WHAT IS EXPECTED
Retype the complete listing exactly as it appears.

>> Begin

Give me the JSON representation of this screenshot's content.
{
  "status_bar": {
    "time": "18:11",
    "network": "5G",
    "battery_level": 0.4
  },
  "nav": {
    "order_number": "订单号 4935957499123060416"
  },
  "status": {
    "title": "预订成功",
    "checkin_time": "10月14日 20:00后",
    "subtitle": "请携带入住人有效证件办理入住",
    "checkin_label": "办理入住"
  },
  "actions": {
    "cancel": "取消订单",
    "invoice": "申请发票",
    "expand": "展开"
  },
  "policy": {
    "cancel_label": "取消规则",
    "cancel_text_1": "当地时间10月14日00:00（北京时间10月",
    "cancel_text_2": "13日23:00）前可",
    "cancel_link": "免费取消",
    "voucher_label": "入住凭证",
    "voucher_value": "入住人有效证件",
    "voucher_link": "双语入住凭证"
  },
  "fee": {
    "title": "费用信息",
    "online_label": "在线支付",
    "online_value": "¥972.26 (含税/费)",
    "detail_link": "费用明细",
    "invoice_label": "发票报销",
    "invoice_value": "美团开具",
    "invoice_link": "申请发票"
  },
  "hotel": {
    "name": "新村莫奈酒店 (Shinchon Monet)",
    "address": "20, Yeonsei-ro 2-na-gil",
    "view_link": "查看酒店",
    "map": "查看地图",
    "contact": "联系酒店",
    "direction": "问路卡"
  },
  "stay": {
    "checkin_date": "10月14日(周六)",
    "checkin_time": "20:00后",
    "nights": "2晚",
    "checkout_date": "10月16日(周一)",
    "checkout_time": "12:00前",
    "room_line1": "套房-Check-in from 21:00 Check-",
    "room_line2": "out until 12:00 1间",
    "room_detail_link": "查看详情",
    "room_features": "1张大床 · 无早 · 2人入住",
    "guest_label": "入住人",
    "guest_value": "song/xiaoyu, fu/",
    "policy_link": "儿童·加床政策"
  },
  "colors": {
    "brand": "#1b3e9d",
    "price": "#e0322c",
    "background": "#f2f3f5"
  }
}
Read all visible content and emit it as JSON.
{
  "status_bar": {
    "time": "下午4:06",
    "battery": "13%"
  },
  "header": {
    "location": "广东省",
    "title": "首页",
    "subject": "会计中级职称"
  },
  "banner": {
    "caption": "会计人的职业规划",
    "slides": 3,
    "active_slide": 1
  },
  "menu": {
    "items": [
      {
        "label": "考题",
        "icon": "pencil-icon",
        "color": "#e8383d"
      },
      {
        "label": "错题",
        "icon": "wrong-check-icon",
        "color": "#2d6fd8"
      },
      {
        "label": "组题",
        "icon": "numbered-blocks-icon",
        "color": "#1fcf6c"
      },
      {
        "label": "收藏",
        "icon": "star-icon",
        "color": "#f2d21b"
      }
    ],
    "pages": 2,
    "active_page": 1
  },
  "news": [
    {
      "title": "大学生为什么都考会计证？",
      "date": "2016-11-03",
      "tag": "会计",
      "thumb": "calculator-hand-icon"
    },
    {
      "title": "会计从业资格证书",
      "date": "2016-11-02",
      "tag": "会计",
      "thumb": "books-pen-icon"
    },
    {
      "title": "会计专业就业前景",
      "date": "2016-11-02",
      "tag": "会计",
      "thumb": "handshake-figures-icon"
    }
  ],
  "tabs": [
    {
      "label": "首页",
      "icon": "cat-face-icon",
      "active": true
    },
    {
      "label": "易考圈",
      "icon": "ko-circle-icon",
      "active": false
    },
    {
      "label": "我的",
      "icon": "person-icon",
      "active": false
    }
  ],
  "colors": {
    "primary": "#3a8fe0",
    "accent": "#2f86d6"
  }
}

>> End

ANSWER FOR THIS EXERCISE
Give me the JSON representation of this screenshot's content.
{
  "status_bar": {
    "time": "18:11",
    "network": "5G",
    "battery_level": 0.4
  },
  "nav": {
    "order_number": "订单号 4935957499123060416"
  },
  "status": {
    "title": "预订成功",
    "checkin_time": "10月14日 20:00后",
    "subtitle": "请携带入住人有效证件办理入住",
    "checkin_label": "办理入住"
  },
  "actions": {
    "cancel": "取消订单",
    "invoice": "申请发票",
    "expand": "展开"
  },
  "policy": {
    "cancel_label": "取消规则",
    "cancel_text_1": "当地时间10月14日00:00（北京时间10月",
    "cancel_text_2": "13日23:00）前可",
    "cancel_link": "免费取消",
    "voucher_label": "入住凭证",
    "voucher_value": "入住人有效证件",
    "voucher_link": "双语入住凭证"
  },
  "fee": {
    "title": "费用信息",
    "online_label": "在线支付",
    "online_value": "¥972.26 (含税/费)",
    "detail_link": "费用明细",
    "invoice_label": "发票报销",
    "invoice_value": "美团开具",
    "invoice_link": "申请发票"
  },
  "hotel": {
    "name": "新村莫奈酒店 (Shinchon Monet)",
    "address": "20, Yeonsei-ro 2-na-gil",
    "view_link": "查看酒店",
    "map": "查看地图",
    "contact": "联系酒店",
    "direction": "问路卡"
  },
  "stay": {
    "checkin_date": "10月14日(周六)",
    "checkin_time": "20:00后",
    "nights": "2晚",
    "checkout_date": "10月16日(周一)",
    "checkout_time": "12:00前",
    "room_line1": "套房-Check-in from 21:00 Check-",
    "room_line2": "out until 12:00 1间",
    "room_detail_link": "查看详情",
    "room_features": "1张大床 · 无早 · 2人入住",
    "guest_label": "入住人",
    "guest_value": "song/xiaoyu, fu/",
    "policy_link": "儿童·加床政策"
  },
  "colors": {
    "brand": "#1b3e9d",
    "price": "#e0322c",
    "background": "#f2f3f5"
  }
}
Read all visible content and emit it as JSON.
{
  "status_bar": {
    "time": "下午4:06",
    "battery": "13%"
  },
  "header": {
    "location": "广东省",
    "title": "首页",
    "subject": "会计中级职称"
  },
  "banner": {
    "caption": "会计人的职业规划",
    "slides": 3,
    "active_slide": 1
  },
  "menu": {
    "items": [
      {
        "label": "考题",
        "icon": "pencil-icon",
        "color": "#e8383d"
      },
      {
        "label": "错题",
        "icon": "wrong-check-icon",
        "color": "#2d6fd8"
      },
      {
        "label": "组题",
        "icon": "numbered-blocks-icon",
        "color": "#1fcf6c"
      },
      {
        "label": "收藏",
        "icon": "star-icon",
        "color": "#f2d21b"
      }
    ],
    "pages": 2,
    "active_page": 1
  },
  "news": [
    {
      "title": "大学生为什么都考会计证？",
      "date": "2016-11-03",
      "tag": "会计",
      "thumb": "calculator-hand-icon"
    },
    {
      "title": "会计从业资格证书",
      "date": "2016-11-02",
      "tag": "会计",
      "thumb": "books-pen-icon"
    },
    {
      "title": "会计专业就业前景",
      "date": "2016-11-02",
      "tag": "会计",
      "thumb": "handshake-figures-icon"
    }
  ],
  "tabs": [
    {
      "label": "首页",
      "icon": "cat-face-icon",
      "active": true
    },
    {
      "label": "易考圈",
      "icon": "ko-circle-icon",
      "active": false
    },
    {
      "label": "我的",
      "icon": "person-icon",
      "active": false
    }
  ],
  "colors": {
    "primary": "#3a8fe0",
    "accent": "#2f86d6"
  }
}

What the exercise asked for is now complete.